(Stored data)
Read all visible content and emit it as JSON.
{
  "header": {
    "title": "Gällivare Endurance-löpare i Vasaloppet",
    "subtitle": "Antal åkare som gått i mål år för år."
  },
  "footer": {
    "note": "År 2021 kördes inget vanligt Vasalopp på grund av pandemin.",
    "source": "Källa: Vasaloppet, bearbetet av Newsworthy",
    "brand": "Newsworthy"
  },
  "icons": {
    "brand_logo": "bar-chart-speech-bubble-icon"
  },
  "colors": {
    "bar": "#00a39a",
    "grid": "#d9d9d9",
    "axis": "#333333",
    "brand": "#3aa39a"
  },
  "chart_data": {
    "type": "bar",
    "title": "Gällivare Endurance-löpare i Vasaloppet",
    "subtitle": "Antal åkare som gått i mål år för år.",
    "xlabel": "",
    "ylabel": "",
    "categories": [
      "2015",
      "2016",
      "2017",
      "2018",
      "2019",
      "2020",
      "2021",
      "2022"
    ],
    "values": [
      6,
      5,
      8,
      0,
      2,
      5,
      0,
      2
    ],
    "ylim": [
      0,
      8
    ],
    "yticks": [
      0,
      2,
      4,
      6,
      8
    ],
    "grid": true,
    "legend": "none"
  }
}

**WRITTEN TASK**
Where a line of the data holds "gått", show that line.

**FINISHED EXERCISE**
    "subtitle": "Antal åkare som gått i mål år för år."
    "subtitle": "Antal åkare som gått i mål år för år.",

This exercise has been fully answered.